Only the speculators who executed these trades will ever know their motivations. But the hard results are exceedingly bullish for gold. 55.1k gold-futures contracts, the equivalent of 171.2 metric tons of gold, sold short in two weeks merely pushed this metal 2.6% lower. That’s not much considering the deluge of selling, especially near gold’s major seasonal lows when sentiment and technicals are most vulnerable.

If I was short gold futures, I’d be sweating bullets after such near-record gold-futures shorting had such a modest downside impact on gold prices. There had to be huge buying somewhere in the world to offset that extreme futures supply. The only other two-CoT-week span in history with more short selling ended in November 2015, where gold plunged 4.3%. And that was in one of gold’s strongest months of the year seasonally.

This orgy of extreme short selling left speculators’ total gold-futures shorts way up at 189.2k contracts at the end of this latest CoT week. That’s huge! Out of those 967 CoT weeks since early 1999, that proved the 6th highest on record. The top four clustered around the all-time high of 202.3k back in early August 2015. Number five was 191.6k in December 2015, right before gold’s current bull market was stealthily born.

Speculators haven’t been so short gold futures since mid-December 2015 when gold slumped to a 6.1-year secular low on the Fed’s first rate hike in a decade. Right from those extreme lows, gold exploded almost 30% higher in the next half-year or so. Spec shorts this high are exceedingly-rare bull-birthing levels! After every major spike in gold-futures short selling in history, gold has rocketed higher in major rallies.

I’ve written entire essays on the powerful inverse relationship between gold prices and spec shorting. Excessive or extreme gold-futures short selling is so immediately bullish for gold for a couple reasons. Like all traders, futures speculators’ capital is finite. By the time they ramp their collective shorts back up near historical extremes, their selling is largely exhausted. They don’t have the firepower to short much more.

Short selling itself is very risky. Normal sellers first have to own something before they sell it. But short sellers effectively borrow gold-futures contracts from other traders in order to sell them. Short selling is selling something that isn’t owned, which creates legal obligations to soon repay those debts. In futures this is accomplished by buying long contracts to offset and close short ones, which is very bullish for gold.

Supplied entries:
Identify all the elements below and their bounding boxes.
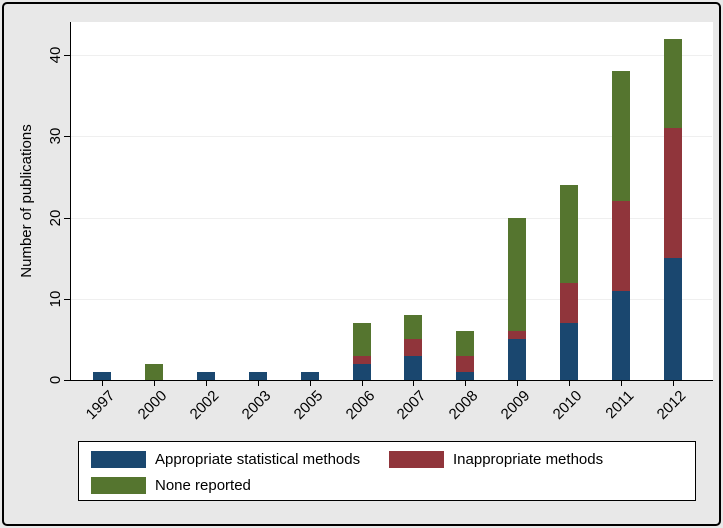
y-axis-line xyxy=(70,22,71,381)
bar-segment-2010 xyxy=(560,283,578,323)
legend-swatch xyxy=(389,450,444,468)
legend-label: Appropriate statistical methods xyxy=(155,450,361,468)
x-axis-tick xyxy=(362,381,363,386)
x-axis-tick xyxy=(517,381,518,386)
y-tick-label: 10 xyxy=(47,290,64,308)
x-axis-tick xyxy=(258,381,259,386)
legend-swatch xyxy=(91,476,146,494)
bar-segment-2002 xyxy=(197,372,215,380)
y-tick-label: 40 xyxy=(47,46,64,64)
y-axis-tick xyxy=(64,136,70,137)
y-axis-tick xyxy=(64,55,70,56)
y-axis-title: Number of publications xyxy=(18,124,35,278)
x-axis-tick xyxy=(413,381,414,386)
x-axis-tick xyxy=(673,381,674,386)
bar-segment-2008 xyxy=(456,356,474,372)
bar-segment-2009 xyxy=(508,218,526,331)
bar-segment-2011 xyxy=(612,291,630,380)
x-axis-tick xyxy=(465,381,466,386)
bar-segment-2006 xyxy=(353,364,371,380)
legend-label: Inappropriate methods xyxy=(453,450,604,468)
bar-segment-2012 xyxy=(664,39,682,128)
bar-segment-2003 xyxy=(249,372,267,380)
grid-line xyxy=(71,218,712,219)
legend-entry: None reported xyxy=(91,473,389,497)
bar-segment-2009 xyxy=(508,331,526,339)
x-axis-tick xyxy=(154,381,155,386)
y-tick-label: 0 xyxy=(47,375,64,385)
x-axis-tick xyxy=(206,381,207,386)
x-axis-tick xyxy=(310,381,311,386)
y-axis-tick xyxy=(64,380,70,381)
x-axis-tick xyxy=(102,381,103,386)
legend-entry: Appropriate statistical methods xyxy=(91,447,389,471)
y-tick-label: 30 xyxy=(47,127,64,145)
x-axis-line xyxy=(70,380,713,381)
legend-label: None reported xyxy=(155,476,251,494)
bar-segment-2000 xyxy=(145,364,163,380)
bar-segment-2012 xyxy=(664,128,682,258)
y-tick-label: 20 xyxy=(47,209,64,227)
legend: Appropriate statistical methods Inappropr… xyxy=(78,441,696,501)
x-axis-tick xyxy=(621,381,622,386)
bar-segment-2010 xyxy=(560,323,578,380)
bar-segment-2007 xyxy=(404,339,422,356)
grid-line xyxy=(71,299,712,300)
bar-segment-2008 xyxy=(456,372,474,380)
bar-segment-2005 xyxy=(301,372,319,380)
bar-segment-1997 xyxy=(93,372,111,380)
bar-segment-2007 xyxy=(404,315,422,339)
bar-segment-2006 xyxy=(353,323,371,356)
bar-segment-2011 xyxy=(612,71,630,201)
legend-swatch xyxy=(91,450,146,468)
legend-entry: Inappropriate methods xyxy=(389,447,695,471)
bar-segment-2009 xyxy=(508,339,526,380)
bar-segment-2006 xyxy=(353,356,371,364)
bar-segment-2010 xyxy=(560,185,578,283)
bar-segment-2008 xyxy=(456,331,474,356)
bar-segment-2011 xyxy=(612,201,630,291)
grid-line xyxy=(71,55,712,56)
bar-segment-2012 xyxy=(664,258,682,380)
y-axis-tick xyxy=(64,218,70,219)
plot-area xyxy=(70,22,713,380)
bar-segment-2007 xyxy=(404,356,422,380)
grid-line xyxy=(71,136,712,137)
y-axis-tick xyxy=(64,299,70,300)
x-axis-tick xyxy=(569,381,570,386)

Task directions:
Copy everything in the gold futures excerpt from "Only the speculators" down to "are most vulnerable.", switching "speculators" to "traders". You won't need the listing.

Response for this exercise:
Only the traders who executed these trades will ever know their motivations. But the hard results are exceedingly bullish for gold. 55.1k gold-futures contracts, the equivalent of 171.2 metric tons of gold, sold short in two weeks merely pushed this metal 2.6% lower. That’s not much considering the deluge of selling, especially near gold’s major seasonal lows when sentiment and technicals are most vulnerable.